FRAGMENTO PROPORCIONADO >>

• • • •

Así es, entonces, que Sendón comparte elenco con Carla Di Grazia, Tatiana Saphir, la propia Acuña y el músico Agustín Fortuny. Solo así, solo acá, Sendón se siente capaz de ser un performer más, sostenido por este código común. El Grupo Krapp, que Acuña dirigió durante más de 20 años junto a Luis Biasotto, siempre tuvo una tendencia a la desjerarquización del espacio escénico, cierto gusto por correr los límites que separan a quienes están dentro y quienes están fuera del escenario. En Bailarinas incendiadas, ese corrimiento que los Krapp –y ahora Acuña–, lograron siempre hacer jugar a su favor, se potencia con otro elemento del que Sendón, como diseñador de espacio de esta pieza, también es responsable: el rompimiento de las fronteras entre los intérpretes y el público, que es invitado a sentarse donde le venga en gana y en el intervalo ocupa el centro de la pista para bailar un rato.
“Krapp siempre fue una gran familia, y en esta familia la lógica es estar disponible para ir hacia donde lleve el proceso, para lo que sea que vaya a pasar. Si hay que entrar a escena, se entra”, explica Sendón. Lo comprendió desde un comienzo: la primera obra del grupo para la que Sendón trabajó fue, decíamos, Lado B, parte de un díptico que Biasotto, Acuña, Edgardo Castro, Gabriel Almendros y Fernando Tur crearon como respuesta artística al sacudón que había generado la muerte de Marcelo Álvarez, hasta entonces iluminador de la compañía. Sendón había ido a ver casi todas las obras de Krapp, conocía muy bien lo que hacían y a sus miembros, y fue invitado a habitar el lugar más difícil que alguien podía ocupar en ese momento: el del iluminador nuevo. Todavía recuerda que, en unos de los primeros ensayos compartidos, Biasotto le dijo “a ver, parate acá”, mientras apuntaba hacia un rincón de la sala con su dedo. Y que él acató, aunque no estaba tan seguro de haber entendido si la idea era que se lo viera en escena (como es de suponer, la idea era exactamente esa). Su sensación inmediata fue la de haber entrado a una máquina que ya estaba funcionando de forma frenética, donde nadie se paraba a explicar nada y aún así, era posible entender casi todo.

• • • •

LÍNEAS DE DATOS >>
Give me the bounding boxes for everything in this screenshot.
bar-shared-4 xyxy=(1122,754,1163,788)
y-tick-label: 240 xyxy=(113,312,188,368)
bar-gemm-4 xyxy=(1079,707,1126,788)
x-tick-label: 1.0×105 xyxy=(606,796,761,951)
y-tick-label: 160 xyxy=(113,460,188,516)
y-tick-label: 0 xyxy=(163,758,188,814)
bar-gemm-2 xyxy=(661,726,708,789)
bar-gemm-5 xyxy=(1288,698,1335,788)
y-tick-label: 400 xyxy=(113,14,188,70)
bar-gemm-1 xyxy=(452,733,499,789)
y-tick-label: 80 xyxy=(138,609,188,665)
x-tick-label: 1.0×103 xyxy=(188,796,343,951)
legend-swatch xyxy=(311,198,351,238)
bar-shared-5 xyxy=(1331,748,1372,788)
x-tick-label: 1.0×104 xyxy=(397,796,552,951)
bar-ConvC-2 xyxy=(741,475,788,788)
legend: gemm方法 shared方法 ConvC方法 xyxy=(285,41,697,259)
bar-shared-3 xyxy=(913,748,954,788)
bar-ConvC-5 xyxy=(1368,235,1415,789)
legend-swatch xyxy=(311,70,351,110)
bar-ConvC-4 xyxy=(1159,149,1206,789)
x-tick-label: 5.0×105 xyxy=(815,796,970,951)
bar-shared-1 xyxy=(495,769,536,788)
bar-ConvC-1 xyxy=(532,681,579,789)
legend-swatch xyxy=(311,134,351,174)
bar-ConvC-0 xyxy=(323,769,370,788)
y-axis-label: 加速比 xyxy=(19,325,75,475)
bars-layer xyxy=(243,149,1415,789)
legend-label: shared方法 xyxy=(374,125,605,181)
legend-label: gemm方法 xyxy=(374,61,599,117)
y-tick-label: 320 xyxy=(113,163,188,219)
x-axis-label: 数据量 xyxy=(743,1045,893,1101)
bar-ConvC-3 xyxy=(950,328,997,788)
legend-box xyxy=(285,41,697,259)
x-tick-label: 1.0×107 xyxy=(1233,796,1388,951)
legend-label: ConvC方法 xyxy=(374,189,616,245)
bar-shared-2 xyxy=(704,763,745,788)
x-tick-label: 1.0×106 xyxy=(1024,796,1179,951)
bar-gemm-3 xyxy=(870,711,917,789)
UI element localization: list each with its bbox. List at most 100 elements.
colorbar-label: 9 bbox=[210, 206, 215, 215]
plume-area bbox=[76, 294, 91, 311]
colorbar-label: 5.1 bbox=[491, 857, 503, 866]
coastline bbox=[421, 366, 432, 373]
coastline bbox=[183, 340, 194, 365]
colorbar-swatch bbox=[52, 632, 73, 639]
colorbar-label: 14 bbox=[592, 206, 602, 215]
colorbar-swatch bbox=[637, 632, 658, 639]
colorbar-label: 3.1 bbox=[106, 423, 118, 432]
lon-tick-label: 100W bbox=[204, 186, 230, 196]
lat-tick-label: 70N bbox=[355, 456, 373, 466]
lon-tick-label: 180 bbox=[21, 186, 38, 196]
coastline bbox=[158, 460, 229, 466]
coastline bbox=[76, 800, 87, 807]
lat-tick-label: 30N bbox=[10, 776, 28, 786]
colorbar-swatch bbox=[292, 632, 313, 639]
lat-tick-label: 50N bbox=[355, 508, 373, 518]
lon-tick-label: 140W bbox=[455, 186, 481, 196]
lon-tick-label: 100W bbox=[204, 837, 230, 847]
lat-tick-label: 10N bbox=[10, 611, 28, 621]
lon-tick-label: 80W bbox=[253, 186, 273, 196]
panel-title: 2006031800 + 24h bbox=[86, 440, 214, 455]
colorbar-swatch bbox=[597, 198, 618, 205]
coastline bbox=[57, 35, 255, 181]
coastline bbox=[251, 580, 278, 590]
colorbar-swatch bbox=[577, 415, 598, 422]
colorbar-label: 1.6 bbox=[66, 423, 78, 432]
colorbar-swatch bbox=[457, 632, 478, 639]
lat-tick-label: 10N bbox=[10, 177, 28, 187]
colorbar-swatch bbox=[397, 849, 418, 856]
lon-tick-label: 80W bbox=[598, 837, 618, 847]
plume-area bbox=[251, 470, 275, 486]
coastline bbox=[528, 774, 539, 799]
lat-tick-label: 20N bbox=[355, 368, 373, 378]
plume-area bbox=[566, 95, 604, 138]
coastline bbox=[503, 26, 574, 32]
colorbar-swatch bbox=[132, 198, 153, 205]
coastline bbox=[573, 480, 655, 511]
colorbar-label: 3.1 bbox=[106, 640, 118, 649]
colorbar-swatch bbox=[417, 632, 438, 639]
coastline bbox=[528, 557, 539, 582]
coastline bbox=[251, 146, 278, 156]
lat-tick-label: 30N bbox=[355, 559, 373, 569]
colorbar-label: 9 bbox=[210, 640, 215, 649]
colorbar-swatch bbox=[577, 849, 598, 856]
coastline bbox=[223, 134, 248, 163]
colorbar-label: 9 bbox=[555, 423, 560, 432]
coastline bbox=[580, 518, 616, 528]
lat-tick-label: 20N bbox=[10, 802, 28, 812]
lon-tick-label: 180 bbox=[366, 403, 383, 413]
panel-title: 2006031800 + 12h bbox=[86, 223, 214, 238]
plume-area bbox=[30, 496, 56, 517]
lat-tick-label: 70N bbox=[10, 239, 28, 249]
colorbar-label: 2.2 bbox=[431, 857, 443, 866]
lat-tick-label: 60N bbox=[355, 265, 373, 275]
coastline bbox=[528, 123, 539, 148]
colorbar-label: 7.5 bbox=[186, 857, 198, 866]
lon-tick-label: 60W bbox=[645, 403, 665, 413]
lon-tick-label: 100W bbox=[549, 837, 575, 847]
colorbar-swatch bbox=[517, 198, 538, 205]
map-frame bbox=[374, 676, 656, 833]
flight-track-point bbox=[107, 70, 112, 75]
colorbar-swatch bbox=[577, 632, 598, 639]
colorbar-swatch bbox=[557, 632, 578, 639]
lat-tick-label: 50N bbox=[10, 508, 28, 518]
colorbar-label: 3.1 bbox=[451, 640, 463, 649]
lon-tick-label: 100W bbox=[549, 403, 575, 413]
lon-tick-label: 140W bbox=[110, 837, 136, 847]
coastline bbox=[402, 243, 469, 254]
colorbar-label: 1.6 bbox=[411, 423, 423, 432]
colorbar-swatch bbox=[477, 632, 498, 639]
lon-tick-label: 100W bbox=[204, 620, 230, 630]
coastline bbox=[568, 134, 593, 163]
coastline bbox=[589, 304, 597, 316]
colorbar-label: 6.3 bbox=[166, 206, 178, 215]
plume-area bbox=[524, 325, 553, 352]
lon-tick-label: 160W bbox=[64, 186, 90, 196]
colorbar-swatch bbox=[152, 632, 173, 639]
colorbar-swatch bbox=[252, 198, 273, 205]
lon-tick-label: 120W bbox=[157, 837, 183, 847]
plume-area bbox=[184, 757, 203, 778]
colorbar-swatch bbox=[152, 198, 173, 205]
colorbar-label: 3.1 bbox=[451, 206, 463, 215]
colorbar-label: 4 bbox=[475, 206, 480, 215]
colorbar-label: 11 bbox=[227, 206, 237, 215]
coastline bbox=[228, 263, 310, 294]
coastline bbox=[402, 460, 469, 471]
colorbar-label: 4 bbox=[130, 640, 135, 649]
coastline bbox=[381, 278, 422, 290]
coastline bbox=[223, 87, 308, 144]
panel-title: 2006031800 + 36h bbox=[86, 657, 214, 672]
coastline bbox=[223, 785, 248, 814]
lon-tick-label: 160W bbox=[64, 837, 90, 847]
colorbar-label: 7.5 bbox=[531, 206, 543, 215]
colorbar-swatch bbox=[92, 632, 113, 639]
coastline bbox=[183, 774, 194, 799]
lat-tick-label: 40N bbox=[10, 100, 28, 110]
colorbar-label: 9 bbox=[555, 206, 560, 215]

• • • •

TAREAS >>
**a.** Resume en dos oraciones el fragmento sobre Sendón y el Grupo Krapp.
**b.** Según el fragmento sobre Sendón y el Grupo Krapp, ¿con quién dirigió Acuña ese grupo durante más de 20 años?
**c.** Prosigue el fragmento sobre Sendón y el Grupo Krapp a partir de su última oración.

RESPUESTAS >>
**a.** Sendón comparte elenco en Bailarinas incendiadas con Carla Di Grazia, Tatiana Saphir, Acuña y Agustín Fortuny, en una pieza que rompe las fronteras entre intérpretes y público y potencia la tendencia del Grupo Krapp a correr los límites del escenario. Según Sendón, en Krapp la lógica es estar disponible para lo que pase, algo que comprendió desde Lado B, su primera obra con el grupo, cuando llegó como iluminador nuevo tras la muerte de Marcelo Álvarez.

**b.** Con Luis Biasotto.

**c.**
Así funcionan las cosas cuando funcionan: unidas por un hilo de afecto en el que las palabras no necesariamente hacen falta. Cuando, durante el último coletazo de la pandemia, Biasotto murió y los demás miembros de Krapp empezaron a pensar en crear una obra para despedirlo y despedir en ese mismo gesto al grupo, fue evidente para todos que Sendón –y también el cineasta Alejo Moguillansky, y la escenógrafa Mariana Tirantte, y la productora Gabriela Gobbi, los otros socios históricos del proyecto artístico– tenían que formar parte de ese ritual sobre el escenario. Réquiem no hubiera podido existir (o hubiera tenido una existencia mucho más pobre) sin todos ellos ahí, confundiéndose entre los intérpretes. O, mejor dicho, convirtiéndose en intérpretes, aun sin hacerse cargo del todo de esa condición. Un poco lo mismo que pasa ahora, salvando las distancias.
Bailarinas incendiadas se puede ver los jueves, viernes y sábados de noviembre en Arthaus, Bartolomé Mitre 434. A las 20.